* What the exercise asks *
Using the data below, repeat all of it precisely.

* Input records *
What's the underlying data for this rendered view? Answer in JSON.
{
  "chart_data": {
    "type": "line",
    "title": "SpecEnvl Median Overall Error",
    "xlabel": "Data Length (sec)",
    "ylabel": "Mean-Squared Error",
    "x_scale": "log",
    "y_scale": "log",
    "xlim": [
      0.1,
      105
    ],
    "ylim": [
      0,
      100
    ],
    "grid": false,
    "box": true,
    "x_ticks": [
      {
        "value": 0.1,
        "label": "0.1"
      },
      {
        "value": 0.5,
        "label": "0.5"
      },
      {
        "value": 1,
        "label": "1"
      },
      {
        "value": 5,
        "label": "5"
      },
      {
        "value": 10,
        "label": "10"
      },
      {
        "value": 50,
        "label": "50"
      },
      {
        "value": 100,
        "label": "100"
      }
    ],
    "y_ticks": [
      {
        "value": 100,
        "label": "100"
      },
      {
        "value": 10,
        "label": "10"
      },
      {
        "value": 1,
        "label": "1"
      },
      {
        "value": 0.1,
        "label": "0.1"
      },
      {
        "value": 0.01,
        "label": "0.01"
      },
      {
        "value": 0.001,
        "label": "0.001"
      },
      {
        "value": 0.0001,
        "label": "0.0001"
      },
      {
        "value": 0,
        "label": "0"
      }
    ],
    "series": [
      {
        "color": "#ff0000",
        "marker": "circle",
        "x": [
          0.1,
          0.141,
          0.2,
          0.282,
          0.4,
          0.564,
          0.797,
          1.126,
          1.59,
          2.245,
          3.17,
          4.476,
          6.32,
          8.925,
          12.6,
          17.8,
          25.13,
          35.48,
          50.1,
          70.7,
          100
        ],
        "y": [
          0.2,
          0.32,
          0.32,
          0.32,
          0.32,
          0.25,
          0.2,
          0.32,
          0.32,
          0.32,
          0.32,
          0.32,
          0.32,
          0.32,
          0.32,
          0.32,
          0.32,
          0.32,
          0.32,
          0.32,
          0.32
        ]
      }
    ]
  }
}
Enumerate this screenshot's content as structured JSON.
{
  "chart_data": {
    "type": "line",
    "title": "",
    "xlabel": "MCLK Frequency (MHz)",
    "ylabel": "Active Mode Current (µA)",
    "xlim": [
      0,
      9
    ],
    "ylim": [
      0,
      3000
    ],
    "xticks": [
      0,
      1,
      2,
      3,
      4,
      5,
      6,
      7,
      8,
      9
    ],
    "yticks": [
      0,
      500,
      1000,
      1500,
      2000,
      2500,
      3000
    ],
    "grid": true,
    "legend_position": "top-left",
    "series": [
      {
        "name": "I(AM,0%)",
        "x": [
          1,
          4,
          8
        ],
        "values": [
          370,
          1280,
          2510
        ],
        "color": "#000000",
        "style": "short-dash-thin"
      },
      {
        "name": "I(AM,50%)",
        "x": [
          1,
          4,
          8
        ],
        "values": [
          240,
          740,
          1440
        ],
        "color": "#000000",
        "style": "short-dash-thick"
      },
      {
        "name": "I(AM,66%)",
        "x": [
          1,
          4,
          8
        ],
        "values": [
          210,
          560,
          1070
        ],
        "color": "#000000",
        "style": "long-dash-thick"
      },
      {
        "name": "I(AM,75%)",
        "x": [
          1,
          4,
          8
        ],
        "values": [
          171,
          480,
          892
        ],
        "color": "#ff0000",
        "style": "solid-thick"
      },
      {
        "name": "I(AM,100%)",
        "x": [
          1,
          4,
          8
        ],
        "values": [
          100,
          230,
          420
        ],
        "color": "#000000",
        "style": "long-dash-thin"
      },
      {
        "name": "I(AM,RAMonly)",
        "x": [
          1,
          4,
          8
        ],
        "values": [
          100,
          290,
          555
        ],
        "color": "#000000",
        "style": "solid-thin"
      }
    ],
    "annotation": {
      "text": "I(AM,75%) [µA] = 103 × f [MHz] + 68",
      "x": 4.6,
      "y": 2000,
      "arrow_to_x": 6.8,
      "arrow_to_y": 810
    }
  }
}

* Response to the task *
What's the underlying data for this rendered view? Answer in JSON.
{
  "chart_data": {
    "type": "line",
    "title": "SpecEnvl Median Overall Error",
    "xlabel": "Data Length (sec)",
    "ylabel": "Mean-Squared Error",
    "x_scale": "log",
    "y_scale": "log",
    "xlim": [
      0.1,
      105
    ],
    "ylim": [
      0,
      100
    ],
    "grid": false,
    "box": true,
    "x_ticks": [
      {
        "value": 0.1,
        "label": "0.1"
      },
      {
        "value": 0.5,
        "label": "0.5"
      },
      {
        "value": 1,
        "label": "1"
      },
      {
        "value": 5,
        "label": "5"
      },
      {
        "value": 10,
        "label": "10"
      },
      {
        "value": 50,
        "label": "50"
      },
      {
        "value": 100,
        "label": "100"
      }
    ],
    "y_ticks": [
      {
        "value": 100,
        "label": "100"
      },
      {
        "value": 10,
        "label": "10"
      },
      {
        "value": 1,
        "label": "1"
      },
      {
        "value": 0.1,
        "label": "0.1"
      },
      {
        "value": 0.01,
        "label": "0.01"
      },
      {
        "value": 0.001,
        "label": "0.001"
      },
      {
        "value": 0.0001,
        "label": "0.0001"
      },
      {
        "value": 0,
        "label": "0"
      }
    ],
    "series": [
      {
        "color": "#ff0000",
        "marker": "circle",
        "x": [
          0.1,
          0.141,
          0.2,
          0.282,
          0.4,
          0.564,
          0.797,
          1.126,
          1.59,
          2.245,
          3.17,
          4.476,
          6.32,
          8.925,
          12.6,
          17.8,
          25.13,
          35.48,
          50.1,
          70.7,
          100
        ],
        "y": [
          0.2,
          0.32,
          0.32,
          0.32,
          0.32,
          0.25,
          0.2,
          0.32,
          0.32,
          0.32,
          0.32,
          0.32,
          0.32,
          0.32,
          0.32,
          0.32,
          0.32,
          0.32,
          0.32,
          0.32,
          0.32
        ]
      }
    ]
  }
}
Enumerate this screenshot's content as structured JSON.
{
  "chart_data": {
    "type": "line",
    "title": "",
    "xlabel": "MCLK Frequency (MHz)",
    "ylabel": "Active Mode Current (µA)",
    "xlim": [
      0,
      9
    ],
    "ylim": [
      0,
      3000
    ],
    "xticks": [
      0,
      1,
      2,
      3,
      4,
      5,
      6,
      7,
      8,
      9
    ],
    "yticks": [
      0,
      500,
      1000,
      1500,
      2000,
      2500,
      3000
    ],
    "grid": true,
    "legend_position": "top-left",
    "series": [
      {
        "name": "I(AM,0%)",
        "x": [
          1,
          4,
          8
        ],
        "values": [
          370,
          1280,
          2510
        ],
        "color": "#000000",
        "style": "short-dash-thin"
      },
      {
        "name": "I(AM,50%)",
        "x": [
          1,
          4,
          8
        ],
        "values": [
          240,
          740,
          1440
        ],
        "color": "#000000",
        "style": "short-dash-thick"
      },
      {
        "name": "I(AM,66%)",
        "x": [
          1,
          4,
          8
        ],
        "values": [
          210,
          560,
          1070
        ],
        "color": "#000000",
        "style": "long-dash-thick"
      },
      {
        "name": "I(AM,75%)",
        "x": [
          1,
          4,
          8
        ],
        "values": [
          171,
          480,
          892
        ],
        "color": "#ff0000",
        "style": "solid-thick"
      },
      {
        "name": "I(AM,100%)",
        "x": [
          1,
          4,
          8
        ],
        "values": [
          100,
          230,
          420
        ],
        "color": "#000000",
        "style": "long-dash-thin"
      },
      {
        "name": "I(AM,RAMonly)",
        "x": [
          1,
          4,
          8
        ],
        "values": [
          100,
          290,
          555
        ],
        "color": "#000000",
        "style": "solid-thin"
      }
    ],
    "annotation": {
      "text": "I(AM,75%) [µA] = 103 × f [MHz] + 68",
      "x": 4.6,
      "y": 2000,
      "arrow_to_x": 6.8,
      "arrow_to_y": 810
    }
  }
}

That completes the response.